TASK INSTRUCTIONS: Review the lines that follow and copy each one that contains the word "lost".

***** DATA SUPPLIED

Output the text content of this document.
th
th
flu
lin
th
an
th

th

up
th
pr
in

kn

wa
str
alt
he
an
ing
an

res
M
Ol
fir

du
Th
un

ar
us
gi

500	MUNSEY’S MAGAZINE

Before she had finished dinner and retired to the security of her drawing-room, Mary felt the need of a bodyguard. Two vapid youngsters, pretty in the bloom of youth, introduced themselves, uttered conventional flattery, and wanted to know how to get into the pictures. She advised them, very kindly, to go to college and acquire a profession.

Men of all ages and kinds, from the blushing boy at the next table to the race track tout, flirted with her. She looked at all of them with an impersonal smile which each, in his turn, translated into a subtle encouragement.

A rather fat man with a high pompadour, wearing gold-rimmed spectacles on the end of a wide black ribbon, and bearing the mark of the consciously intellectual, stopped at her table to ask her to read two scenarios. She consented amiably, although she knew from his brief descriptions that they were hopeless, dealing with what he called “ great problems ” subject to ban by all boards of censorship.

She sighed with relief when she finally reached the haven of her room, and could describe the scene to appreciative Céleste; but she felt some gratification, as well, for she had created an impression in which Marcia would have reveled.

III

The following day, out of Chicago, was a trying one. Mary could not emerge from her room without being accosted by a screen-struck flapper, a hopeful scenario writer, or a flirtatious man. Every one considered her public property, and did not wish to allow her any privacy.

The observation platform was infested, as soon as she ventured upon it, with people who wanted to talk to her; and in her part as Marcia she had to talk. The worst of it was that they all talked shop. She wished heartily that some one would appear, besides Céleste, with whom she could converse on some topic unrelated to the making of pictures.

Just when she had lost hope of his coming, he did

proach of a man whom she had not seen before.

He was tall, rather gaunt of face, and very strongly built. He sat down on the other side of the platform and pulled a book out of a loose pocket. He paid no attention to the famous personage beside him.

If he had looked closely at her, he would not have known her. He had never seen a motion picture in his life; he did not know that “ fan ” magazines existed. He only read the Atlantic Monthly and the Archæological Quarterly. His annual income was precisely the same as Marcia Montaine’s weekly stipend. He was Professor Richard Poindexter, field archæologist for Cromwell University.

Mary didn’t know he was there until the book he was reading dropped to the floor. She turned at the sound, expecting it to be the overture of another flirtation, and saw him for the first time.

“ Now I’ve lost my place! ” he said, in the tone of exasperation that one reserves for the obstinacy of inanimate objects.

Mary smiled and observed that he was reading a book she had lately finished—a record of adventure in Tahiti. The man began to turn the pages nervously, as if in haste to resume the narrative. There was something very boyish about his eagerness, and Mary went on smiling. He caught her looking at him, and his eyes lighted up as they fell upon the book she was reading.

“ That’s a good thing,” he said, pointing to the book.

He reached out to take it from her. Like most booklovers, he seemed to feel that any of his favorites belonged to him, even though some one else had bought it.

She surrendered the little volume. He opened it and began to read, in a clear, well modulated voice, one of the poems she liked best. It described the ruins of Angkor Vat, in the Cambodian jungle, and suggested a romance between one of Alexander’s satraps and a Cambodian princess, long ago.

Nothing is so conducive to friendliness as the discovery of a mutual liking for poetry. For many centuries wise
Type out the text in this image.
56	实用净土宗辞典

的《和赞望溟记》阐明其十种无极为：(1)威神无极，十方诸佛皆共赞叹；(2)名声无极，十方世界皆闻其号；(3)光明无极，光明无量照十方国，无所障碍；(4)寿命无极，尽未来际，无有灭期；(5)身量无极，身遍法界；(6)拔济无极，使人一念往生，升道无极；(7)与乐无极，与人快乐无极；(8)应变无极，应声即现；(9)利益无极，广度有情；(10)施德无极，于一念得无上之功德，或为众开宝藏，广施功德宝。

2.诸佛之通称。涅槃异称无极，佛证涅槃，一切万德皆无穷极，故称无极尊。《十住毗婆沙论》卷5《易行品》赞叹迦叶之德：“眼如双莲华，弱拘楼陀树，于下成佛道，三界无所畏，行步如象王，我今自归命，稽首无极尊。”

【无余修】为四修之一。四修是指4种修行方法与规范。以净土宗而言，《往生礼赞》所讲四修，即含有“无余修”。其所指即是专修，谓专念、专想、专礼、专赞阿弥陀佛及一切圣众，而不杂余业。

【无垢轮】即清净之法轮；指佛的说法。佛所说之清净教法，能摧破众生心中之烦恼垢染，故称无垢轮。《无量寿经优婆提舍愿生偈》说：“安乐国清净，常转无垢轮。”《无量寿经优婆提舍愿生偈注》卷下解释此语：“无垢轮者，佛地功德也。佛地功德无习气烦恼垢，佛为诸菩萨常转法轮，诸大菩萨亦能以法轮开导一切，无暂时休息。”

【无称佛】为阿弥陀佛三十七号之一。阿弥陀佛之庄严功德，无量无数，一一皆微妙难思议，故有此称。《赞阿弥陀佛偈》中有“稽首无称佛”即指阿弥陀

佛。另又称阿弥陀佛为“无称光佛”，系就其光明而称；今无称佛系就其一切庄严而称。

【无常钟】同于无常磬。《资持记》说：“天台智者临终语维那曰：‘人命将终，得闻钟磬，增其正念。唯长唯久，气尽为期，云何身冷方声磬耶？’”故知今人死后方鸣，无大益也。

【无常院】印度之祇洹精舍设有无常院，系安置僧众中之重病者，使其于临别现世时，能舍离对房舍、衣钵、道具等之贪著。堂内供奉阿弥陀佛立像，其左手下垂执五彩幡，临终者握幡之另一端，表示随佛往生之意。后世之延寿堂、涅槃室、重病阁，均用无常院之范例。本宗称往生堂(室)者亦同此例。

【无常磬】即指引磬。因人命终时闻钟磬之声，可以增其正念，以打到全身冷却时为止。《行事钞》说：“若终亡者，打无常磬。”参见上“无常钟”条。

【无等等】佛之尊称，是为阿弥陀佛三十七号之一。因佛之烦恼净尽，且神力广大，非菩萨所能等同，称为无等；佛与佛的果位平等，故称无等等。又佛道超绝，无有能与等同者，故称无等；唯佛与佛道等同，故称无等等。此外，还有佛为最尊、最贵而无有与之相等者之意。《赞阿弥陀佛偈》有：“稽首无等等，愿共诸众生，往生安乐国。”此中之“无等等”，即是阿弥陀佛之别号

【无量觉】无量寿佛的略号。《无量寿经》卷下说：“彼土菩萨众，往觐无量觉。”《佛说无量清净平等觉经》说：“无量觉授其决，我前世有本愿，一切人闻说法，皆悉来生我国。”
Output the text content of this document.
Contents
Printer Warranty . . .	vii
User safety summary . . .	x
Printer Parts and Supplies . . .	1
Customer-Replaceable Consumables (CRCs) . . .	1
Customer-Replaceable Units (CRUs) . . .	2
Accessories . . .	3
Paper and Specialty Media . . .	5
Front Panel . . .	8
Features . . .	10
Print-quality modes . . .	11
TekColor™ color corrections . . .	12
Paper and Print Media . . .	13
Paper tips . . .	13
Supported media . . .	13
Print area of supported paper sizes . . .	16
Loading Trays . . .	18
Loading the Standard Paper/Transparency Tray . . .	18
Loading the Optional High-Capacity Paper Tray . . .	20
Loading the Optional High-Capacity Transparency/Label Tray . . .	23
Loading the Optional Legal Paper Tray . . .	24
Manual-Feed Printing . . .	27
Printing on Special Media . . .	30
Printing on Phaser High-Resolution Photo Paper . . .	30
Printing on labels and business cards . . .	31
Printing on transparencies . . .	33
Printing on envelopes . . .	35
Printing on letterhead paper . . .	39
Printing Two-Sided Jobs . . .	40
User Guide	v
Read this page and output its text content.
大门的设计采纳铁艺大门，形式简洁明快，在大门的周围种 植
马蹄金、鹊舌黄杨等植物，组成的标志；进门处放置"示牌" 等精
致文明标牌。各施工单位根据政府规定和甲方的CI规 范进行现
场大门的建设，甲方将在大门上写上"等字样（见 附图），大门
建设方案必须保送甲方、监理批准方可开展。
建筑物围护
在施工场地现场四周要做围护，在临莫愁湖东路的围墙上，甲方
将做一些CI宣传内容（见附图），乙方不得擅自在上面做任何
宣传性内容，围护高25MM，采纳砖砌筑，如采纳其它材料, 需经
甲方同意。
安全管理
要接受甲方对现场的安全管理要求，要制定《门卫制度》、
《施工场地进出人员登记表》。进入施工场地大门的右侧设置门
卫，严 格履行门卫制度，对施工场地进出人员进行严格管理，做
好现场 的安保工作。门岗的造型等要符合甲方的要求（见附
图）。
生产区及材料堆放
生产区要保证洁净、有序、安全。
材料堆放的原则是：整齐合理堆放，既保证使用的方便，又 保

**********

SOLUTION TO THE PROBLEM:
Just when she had lost hope of his coming, he did
“ Now I’ve lost my place! ” he said, in the tone of exasperation that one reserves for the obstinacy of inanimate objects.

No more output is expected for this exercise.